(Beginning of TEXT PROVIDED)
In FIG. 4, there is shown a filament wound tube of rectangular cross-section which has a quadrilateral arrangement of discrete reinforcing regions 20 disposed on the four faces that are covered by a filament wound resin bonded fiberglass coating 22. The construction of reinforcing zones 20 with strengthening fibers 14 in an epoxy matrix 16 is the same as that described for FIGS. 1 through 3 and so need no further description herein.
In FIGS. 1 through 4 the discrete regions 12 and 20 were shown and described as running the length of tube or pole 10 and having the longitudinal axis of the reinforcing fibers substantially parallel to the generatrix of tube 10. Hence, the pre-stressing of strands or longitudinals 14 is accomplished by tautly winding them in a continuous coil-like array with portions thereof wound over and bearing against the ends of the pipe. After resin 16 sets, the ends are cut off and discarded with the pole body proper remaining in a stressed condition.
Other constructions utilizing the inventive concept are apparent.
(End of TEXT PROVIDED)
(Beginning of MATERIAL PROVIDED)
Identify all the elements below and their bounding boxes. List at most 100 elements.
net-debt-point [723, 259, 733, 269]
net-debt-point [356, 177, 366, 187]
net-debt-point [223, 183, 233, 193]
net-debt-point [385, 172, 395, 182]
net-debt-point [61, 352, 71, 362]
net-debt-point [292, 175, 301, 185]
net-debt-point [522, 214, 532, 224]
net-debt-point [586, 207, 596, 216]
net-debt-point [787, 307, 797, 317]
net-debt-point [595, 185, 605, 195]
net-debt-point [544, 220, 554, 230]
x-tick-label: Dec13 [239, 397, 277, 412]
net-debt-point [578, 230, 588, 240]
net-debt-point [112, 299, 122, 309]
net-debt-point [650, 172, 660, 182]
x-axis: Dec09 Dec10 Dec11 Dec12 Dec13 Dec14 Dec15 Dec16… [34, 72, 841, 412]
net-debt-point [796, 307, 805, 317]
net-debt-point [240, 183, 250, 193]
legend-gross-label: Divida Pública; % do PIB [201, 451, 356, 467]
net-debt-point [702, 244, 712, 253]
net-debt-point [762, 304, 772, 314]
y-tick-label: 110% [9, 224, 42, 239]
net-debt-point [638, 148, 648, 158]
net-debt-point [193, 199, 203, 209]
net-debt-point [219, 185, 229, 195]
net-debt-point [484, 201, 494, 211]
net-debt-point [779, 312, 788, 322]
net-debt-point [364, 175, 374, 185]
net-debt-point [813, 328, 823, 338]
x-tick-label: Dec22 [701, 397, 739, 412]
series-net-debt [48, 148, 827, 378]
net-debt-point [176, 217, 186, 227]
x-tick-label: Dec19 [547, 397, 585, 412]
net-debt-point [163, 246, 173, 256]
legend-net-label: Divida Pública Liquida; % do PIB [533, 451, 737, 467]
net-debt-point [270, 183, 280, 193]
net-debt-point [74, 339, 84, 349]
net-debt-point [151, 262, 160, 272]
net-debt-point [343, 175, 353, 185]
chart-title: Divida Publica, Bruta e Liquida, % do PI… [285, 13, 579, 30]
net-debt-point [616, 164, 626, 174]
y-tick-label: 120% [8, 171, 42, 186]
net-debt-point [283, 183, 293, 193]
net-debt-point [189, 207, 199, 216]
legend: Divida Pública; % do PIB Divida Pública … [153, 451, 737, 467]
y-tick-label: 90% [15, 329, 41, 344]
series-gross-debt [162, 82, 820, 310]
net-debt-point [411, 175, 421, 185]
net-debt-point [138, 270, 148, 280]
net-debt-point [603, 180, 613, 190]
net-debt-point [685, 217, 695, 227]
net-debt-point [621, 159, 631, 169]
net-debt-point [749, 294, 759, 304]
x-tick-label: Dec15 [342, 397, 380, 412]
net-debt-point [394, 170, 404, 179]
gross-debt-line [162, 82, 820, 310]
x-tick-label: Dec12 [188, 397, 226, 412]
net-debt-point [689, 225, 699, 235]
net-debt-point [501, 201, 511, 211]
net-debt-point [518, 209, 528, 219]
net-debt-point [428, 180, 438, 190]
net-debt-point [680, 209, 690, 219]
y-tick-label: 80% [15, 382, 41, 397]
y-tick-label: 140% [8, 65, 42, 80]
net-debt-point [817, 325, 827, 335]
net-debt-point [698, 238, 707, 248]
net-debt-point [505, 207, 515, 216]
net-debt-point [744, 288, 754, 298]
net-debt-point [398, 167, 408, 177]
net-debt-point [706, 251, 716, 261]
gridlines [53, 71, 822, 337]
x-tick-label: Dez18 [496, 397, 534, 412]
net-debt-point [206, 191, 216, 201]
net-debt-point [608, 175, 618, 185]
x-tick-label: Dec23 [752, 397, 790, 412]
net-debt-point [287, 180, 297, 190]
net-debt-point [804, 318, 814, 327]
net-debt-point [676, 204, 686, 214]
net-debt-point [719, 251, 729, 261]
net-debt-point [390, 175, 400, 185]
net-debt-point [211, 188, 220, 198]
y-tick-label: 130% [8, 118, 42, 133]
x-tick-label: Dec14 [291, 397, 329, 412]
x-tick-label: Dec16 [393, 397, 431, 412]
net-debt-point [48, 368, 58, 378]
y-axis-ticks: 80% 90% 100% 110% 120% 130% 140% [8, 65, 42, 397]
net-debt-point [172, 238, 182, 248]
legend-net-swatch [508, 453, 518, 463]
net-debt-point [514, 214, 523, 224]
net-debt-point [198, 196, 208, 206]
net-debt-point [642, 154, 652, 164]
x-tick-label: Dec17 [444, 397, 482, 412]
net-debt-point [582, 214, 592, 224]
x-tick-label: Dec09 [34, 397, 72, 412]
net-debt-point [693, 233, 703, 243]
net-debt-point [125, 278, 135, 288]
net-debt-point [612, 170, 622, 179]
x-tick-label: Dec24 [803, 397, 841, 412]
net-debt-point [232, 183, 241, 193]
(End of MATERIAL PROVIDED)
▸ **WORK ORDER 1**
Answer these questions using the passage on filament wound tubes:
(a) In FIG. 4, what covers the reinforcing regions on the four faces?
(b) How are the strands pre-stressed?
(c) What happens to the ends after the resin sets?
▸ **WORK ORDER 2**
Carry on the passage on filament wound tubes from its final sentence.

▸ **TASK ANSWER 1**
(a) A filament wound resin bonded fiberglass coating (22).
(b) They are tautly wound in a continuous coil-like array, with portions wound over and bearing against the ends of the pipe.
(c) The ends are cut off and discarded, and the pole body remains in a stressed condition.

▸ **TASK ANSWER 2**
For example, in FIGS. 5 and 6 there is shown a modified form of the present invention wherein a maximum amount of reinforcement is at one end of the pole and a minimum amount of reinforcement at the other. Integrally formed with pole 10 are discrete regions 24, two of which are shown in a bilateral disposition for illustrative purposes only, that taper or flare outwardly at the base. Each region 24 is constructed of a longitudinal array of pre-tensioned strand packets 14' that vary stepwise in length. To lock the ends of those strand packets that extend only partway along the longitudinal length of pole 10, a circumferential helical or hooplike winding of fiberglass strands 26 is laid contiguous to each stepwise layer to fasten the same to the pipe. The tapering cross section of region 24 is shown coextensive or running substantially the length of pipe 10 and includes an outer jacket 28 wound integrally therewith. The length of each tapering section or region is readily changed so that in some applications, region 24 will be formed so as to be coextensive or cover only part of the longitudinal length of pipe 10.
Preferably, pipe or pole 10 will consist of wound fiberglass-epoxy or fiberglass-polyester. Strands 14 and 26 may consist of fiberglass strands, carbon filaments, metallic wire such as high tensile steel wire, nylon filaments, ray filaments and the like. Covering or jackets 16, 18 and 28 will preferably be comprised of filament wound, resin bonded fiberglass.
In FIG. 5 there is shown schematically typical forces F and C exerted on a utility pole by transmission lines carried by the pole.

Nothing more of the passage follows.